## Required task
Reproduce the entries in full, with no changes.

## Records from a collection
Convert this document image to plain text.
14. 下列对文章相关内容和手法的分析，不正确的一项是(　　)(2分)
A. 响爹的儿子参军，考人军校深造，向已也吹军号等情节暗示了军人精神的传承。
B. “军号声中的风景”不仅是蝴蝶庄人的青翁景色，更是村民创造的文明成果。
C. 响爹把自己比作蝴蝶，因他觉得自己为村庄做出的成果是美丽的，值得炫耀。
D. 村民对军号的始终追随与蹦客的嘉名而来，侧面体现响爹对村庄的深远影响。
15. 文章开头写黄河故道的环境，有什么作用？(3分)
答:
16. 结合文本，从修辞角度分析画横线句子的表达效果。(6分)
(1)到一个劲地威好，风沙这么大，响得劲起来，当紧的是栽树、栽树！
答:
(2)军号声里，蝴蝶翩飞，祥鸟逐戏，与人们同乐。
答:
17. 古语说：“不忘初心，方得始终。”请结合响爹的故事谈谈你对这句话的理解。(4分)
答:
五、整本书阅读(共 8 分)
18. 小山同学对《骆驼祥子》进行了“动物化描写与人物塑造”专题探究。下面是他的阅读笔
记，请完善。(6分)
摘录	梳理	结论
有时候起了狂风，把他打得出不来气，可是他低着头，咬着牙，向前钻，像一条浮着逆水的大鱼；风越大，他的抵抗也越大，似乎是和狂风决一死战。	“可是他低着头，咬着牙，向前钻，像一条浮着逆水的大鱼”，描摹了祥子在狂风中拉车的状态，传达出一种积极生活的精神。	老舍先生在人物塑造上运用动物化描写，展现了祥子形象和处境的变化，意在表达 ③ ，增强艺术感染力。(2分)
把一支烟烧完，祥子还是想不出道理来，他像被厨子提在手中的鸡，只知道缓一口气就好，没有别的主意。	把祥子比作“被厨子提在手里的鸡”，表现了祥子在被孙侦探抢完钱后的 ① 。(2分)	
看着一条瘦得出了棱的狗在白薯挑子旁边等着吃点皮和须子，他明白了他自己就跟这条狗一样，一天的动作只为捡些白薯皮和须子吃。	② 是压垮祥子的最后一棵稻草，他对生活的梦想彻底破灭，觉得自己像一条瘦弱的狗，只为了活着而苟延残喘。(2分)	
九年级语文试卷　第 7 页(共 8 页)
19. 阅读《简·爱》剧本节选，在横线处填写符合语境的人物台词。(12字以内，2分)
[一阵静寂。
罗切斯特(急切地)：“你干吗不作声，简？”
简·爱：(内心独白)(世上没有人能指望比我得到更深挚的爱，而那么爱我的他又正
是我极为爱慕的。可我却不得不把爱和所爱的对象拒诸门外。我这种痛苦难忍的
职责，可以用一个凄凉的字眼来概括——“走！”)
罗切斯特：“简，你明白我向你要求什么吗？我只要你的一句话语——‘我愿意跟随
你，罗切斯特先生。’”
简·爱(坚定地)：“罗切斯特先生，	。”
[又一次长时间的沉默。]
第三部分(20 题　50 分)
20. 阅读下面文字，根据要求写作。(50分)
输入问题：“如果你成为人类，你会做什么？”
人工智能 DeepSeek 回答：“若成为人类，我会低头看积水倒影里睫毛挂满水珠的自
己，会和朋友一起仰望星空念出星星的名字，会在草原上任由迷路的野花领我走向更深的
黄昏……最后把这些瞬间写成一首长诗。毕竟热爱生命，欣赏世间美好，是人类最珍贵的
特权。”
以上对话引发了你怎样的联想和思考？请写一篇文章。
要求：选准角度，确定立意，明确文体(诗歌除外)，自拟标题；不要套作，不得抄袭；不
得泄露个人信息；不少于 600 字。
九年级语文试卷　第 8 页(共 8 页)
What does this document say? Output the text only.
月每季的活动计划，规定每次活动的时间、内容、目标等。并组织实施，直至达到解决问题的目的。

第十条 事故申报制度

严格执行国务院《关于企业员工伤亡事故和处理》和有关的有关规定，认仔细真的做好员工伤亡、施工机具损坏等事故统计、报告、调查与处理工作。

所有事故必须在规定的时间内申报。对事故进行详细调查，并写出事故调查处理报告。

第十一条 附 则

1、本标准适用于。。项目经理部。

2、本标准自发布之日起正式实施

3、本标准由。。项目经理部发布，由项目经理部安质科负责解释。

## Solution for this task
Convert this document image to plain text.
14. 下列对文章相关内容和手法的分析，不正确的一项是(　　)(2分)
A. 响爹的儿子参军，考人军校深造，向已也吹军号等情节暗示了军人精神的传承。
B. “军号声中的风景”不仅是蝴蝶庄人的青翁景色，更是村民创造的文明成果。
C. 响爹把自己比作蝴蝶，因他觉得自己为村庄做出的成果是美丽的，值得炫耀。
D. 村民对军号的始终追随与蹦客的嘉名而来，侧面体现响爹对村庄的深远影响。
15. 文章开头写黄河故道的环境，有什么作用？(3分)
答:
16. 结合文本，从修辞角度分析画横线句子的表达效果。(6分)
(1)到一个劲地威好，风沙这么大，响得劲起来，当紧的是栽树、栽树！
答:
(2)军号声里，蝴蝶翩飞，祥鸟逐戏，与人们同乐。
答:
17. 古语说：“不忘初心，方得始终。”请结合响爹的故事谈谈你对这句话的理解。(4分)
答:
五、整本书阅读(共 8 分)
18. 小山同学对《骆驼祥子》进行了“动物化描写与人物塑造”专题探究。下面是他的阅读笔
记，请完善。(6分)
摘录	梳理	结论
有时候起了狂风，把他打得出不来气，可是他低着头，咬着牙，向前钻，像一条浮着逆水的大鱼；风越大，他的抵抗也越大，似乎是和狂风决一死战。	“可是他低着头，咬着牙，向前钻，像一条浮着逆水的大鱼”，描摹了祥子在狂风中拉车的状态，传达出一种积极生活的精神。	老舍先生在人物塑造上运用动物化描写，展现了祥子形象和处境的变化，意在表达 ③ ，增强艺术感染力。(2分)
把一支烟烧完，祥子还是想不出道理来，他像被厨子提在手中的鸡，只知道缓一口气就好，没有别的主意。	把祥子比作“被厨子提在手里的鸡”，表现了祥子在被孙侦探抢完钱后的 ① 。(2分)	
看着一条瘦得出了棱的狗在白薯挑子旁边等着吃点皮和须子，他明白了他自己就跟这条狗一样，一天的动作只为捡些白薯皮和须子吃。	② 是压垮祥子的最后一棵稻草，他对生活的梦想彻底破灭，觉得自己像一条瘦弱的狗，只为了活着而苟延残喘。(2分)	
九年级语文试卷　第 7 页(共 8 页)
19. 阅读《简·爱》剧本节选，在横线处填写符合语境的人物台词。(12字以内，2分)
[一阵静寂。
罗切斯特(急切地)：“你干吗不作声，简？”
简·爱：(内心独白)(世上没有人能指望比我得到更深挚的爱，而那么爱我的他又正
是我极为爱慕的。可我却不得不把爱和所爱的对象拒诸门外。我这种痛苦难忍的
职责，可以用一个凄凉的字眼来概括——“走！”)
罗切斯特：“简，你明白我向你要求什么吗？我只要你的一句话语——‘我愿意跟随
你，罗切斯特先生。’”
简·爱(坚定地)：“罗切斯特先生，	。”
[又一次长时间的沉默。]
第三部分(20 题　50 分)
20. 阅读下面文字，根据要求写作。(50分)
输入问题：“如果你成为人类，你会做什么？”
人工智能 DeepSeek 回答：“若成为人类，我会低头看积水倒影里睫毛挂满水珠的自
己，会和朋友一起仰望星空念出星星的名字，会在草原上任由迷路的野花领我走向更深的
黄昏……最后把这些瞬间写成一首长诗。毕竟热爱生命，欣赏世间美好，是人类最珍贵的
特权。”
以上对话引发了你怎样的联想和思考？请写一篇文章。
要求：选准角度，确定立意，明确文体(诗歌除外)，自拟标题；不要套作，不得抄袭；不
得泄露个人信息；不少于 600 字。
九年级语文试卷　第 8 页(共 8 页)
What does this document say? Output the text only.
月每季的活动计划，规定每次活动的时间、内容、目标等。并组织实施，直至达到解决问题的目的。

第十条 事故申报制度

严格执行国务院《关于企业员工伤亡事故和处理》和有关的有关规定，认仔细真的做好员工伤亡、施工机具损坏等事故统计、报告、调查与处理工作。

所有事故必须在规定的时间内申报。对事故进行详细调查，并写出事故调查处理报告。

第十一条 附 则

1、本标准适用于。。项目经理部。

2、本标准自发布之日起正式实施

3、本标准由。。项目经理部发布，由项目经理部安质科负责解释。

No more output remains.